In your copy, repeat the records exactly and leave out the pictures.
── INPUT MATERIAL ──
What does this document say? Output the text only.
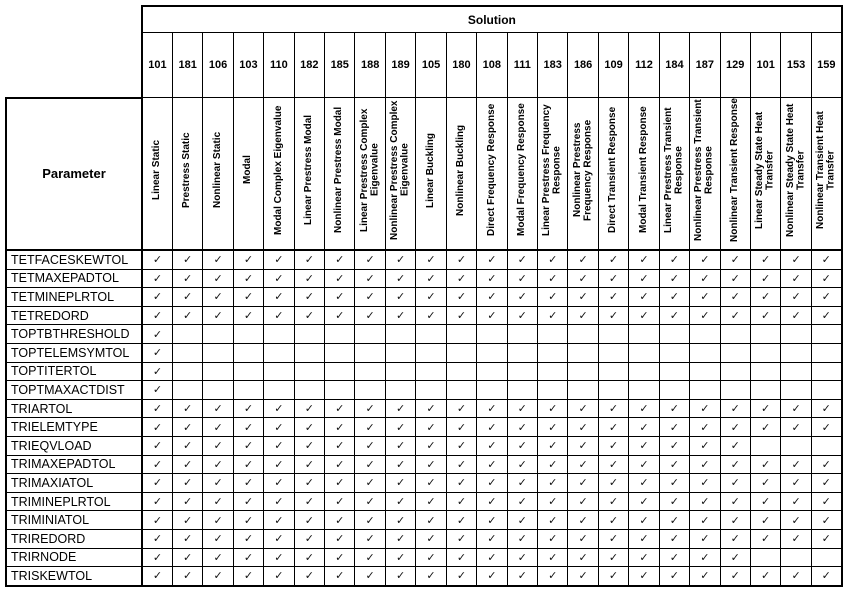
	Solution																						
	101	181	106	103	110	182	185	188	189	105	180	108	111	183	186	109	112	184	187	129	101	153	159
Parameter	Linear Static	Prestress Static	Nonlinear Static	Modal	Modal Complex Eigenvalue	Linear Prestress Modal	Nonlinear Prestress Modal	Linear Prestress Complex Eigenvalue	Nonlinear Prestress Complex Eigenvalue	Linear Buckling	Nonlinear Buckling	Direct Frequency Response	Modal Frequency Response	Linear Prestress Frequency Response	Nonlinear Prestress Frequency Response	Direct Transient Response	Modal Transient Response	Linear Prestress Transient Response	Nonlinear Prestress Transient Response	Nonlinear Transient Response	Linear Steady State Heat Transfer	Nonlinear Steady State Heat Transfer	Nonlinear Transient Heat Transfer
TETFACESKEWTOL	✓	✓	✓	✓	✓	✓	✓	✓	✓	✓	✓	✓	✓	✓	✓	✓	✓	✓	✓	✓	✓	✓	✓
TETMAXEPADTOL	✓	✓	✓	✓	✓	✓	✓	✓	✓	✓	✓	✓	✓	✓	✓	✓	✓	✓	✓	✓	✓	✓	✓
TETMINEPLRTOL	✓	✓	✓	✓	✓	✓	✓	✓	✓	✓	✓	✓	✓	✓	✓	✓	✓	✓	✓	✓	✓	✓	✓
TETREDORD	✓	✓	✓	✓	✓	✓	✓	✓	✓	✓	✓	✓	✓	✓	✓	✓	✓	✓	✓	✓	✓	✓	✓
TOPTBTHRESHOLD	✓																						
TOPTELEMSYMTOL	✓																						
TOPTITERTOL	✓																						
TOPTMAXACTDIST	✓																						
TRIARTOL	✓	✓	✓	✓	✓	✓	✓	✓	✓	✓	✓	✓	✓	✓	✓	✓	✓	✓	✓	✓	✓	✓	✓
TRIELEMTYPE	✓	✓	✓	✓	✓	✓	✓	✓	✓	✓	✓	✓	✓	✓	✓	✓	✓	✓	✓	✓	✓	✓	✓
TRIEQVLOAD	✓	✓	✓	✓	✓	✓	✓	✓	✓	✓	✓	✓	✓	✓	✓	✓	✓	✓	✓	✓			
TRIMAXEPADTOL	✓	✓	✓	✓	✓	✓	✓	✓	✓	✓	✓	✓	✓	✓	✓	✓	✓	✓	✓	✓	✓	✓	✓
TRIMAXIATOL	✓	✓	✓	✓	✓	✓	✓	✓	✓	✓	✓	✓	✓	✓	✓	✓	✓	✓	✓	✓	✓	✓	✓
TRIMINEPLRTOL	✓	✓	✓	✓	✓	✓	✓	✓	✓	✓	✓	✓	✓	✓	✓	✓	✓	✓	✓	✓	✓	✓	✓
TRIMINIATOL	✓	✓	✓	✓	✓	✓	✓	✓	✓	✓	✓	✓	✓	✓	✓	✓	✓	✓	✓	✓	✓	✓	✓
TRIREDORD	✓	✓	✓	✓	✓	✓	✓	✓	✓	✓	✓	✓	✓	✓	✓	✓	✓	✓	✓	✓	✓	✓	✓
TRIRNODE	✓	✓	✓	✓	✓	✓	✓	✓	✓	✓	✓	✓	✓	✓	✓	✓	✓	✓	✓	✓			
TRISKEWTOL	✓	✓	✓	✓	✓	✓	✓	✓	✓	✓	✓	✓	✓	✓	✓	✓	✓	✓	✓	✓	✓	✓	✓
───
#### RESULT OF THIS TASK:
What does this document say? Output the text only.
	Solution																						
	101	181	106	103	110	182	185	188	189	105	180	108	111	183	186	109	112	184	187	129	101	153	159
Parameter	Linear Static	Prestress Static	Nonlinear Static	Modal	Modal Complex Eigenvalue	Linear Prestress Modal	Nonlinear Prestress Modal	Linear Prestress Complex Eigenvalue	Nonlinear Prestress Complex Eigenvalue	Linear Buckling	Nonlinear Buckling	Direct Frequency Response	Modal Frequency Response	Linear Prestress Frequency Response	Nonlinear Prestress Frequency Response	Direct Transient Response	Modal Transient Response	Linear Prestress Transient Response	Nonlinear Prestress Transient Response	Nonlinear Transient Response	Linear Steady State Heat Transfer	Nonlinear Steady State Heat Transfer	Nonlinear Transient Heat Transfer
TETFACESKEWTOL	✓	✓	✓	✓	✓	✓	✓	✓	✓	✓	✓	✓	✓	✓	✓	✓	✓	✓	✓	✓	✓	✓	✓
TETMAXEPADTOL	✓	✓	✓	✓	✓	✓	✓	✓	✓	✓	✓	✓	✓	✓	✓	✓	✓	✓	✓	✓	✓	✓	✓
TETMINEPLRTOL	✓	✓	✓	✓	✓	✓	✓	✓	✓	✓	✓	✓	✓	✓	✓	✓	✓	✓	✓	✓	✓	✓	✓
TETREDORD	✓	✓	✓	✓	✓	✓	✓	✓	✓	✓	✓	✓	✓	✓	✓	✓	✓	✓	✓	✓	✓	✓	✓
TOPTBTHRESHOLD	✓																						
TOPTELEMSYMTOL	✓																						
TOPTITERTOL	✓																						
TOPTMAXACTDIST	✓																						
TRIARTOL	✓	✓	✓	✓	✓	✓	✓	✓	✓	✓	✓	✓	✓	✓	✓	✓	✓	✓	✓	✓	✓	✓	✓
TRIELEMTYPE	✓	✓	✓	✓	✓	✓	✓	✓	✓	✓	✓	✓	✓	✓	✓	✓	✓	✓	✓	✓	✓	✓	✓
TRIEQVLOAD	✓	✓	✓	✓	✓	✓	✓	✓	✓	✓	✓	✓	✓	✓	✓	✓	✓	✓	✓	✓			
TRIMAXEPADTOL	✓	✓	✓	✓	✓	✓	✓	✓	✓	✓	✓	✓	✓	✓	✓	✓	✓	✓	✓	✓	✓	✓	✓
TRIMAXIATOL	✓	✓	✓	✓	✓	✓	✓	✓	✓	✓	✓	✓	✓	✓	✓	✓	✓	✓	✓	✓	✓	✓	✓
TRIMINEPLRTOL	✓	✓	✓	✓	✓	✓	✓	✓	✓	✓	✓	✓	✓	✓	✓	✓	✓	✓	✓	✓	✓	✓	✓
TRIMINIATOL	✓	✓	✓	✓	✓	✓	✓	✓	✓	✓	✓	✓	✓	✓	✓	✓	✓	✓	✓	✓	✓	✓	✓
TRIREDORD	✓	✓	✓	✓	✓	✓	✓	✓	✓	✓	✓	✓	✓	✓	✓	✓	✓	✓	✓	✓	✓	✓	✓
TRIRNODE	✓	✓	✓	✓	✓	✓	✓	✓	✓	✓	✓	✓	✓	✓	✓	✓	✓	✓	✓	✓			
TRISKEWTOL	✓	✓	✓	✓	✓	✓	✓	✓	✓	✓	✓	✓	✓	✓	✓	✓	✓	✓	✓	✓	✓	✓	✓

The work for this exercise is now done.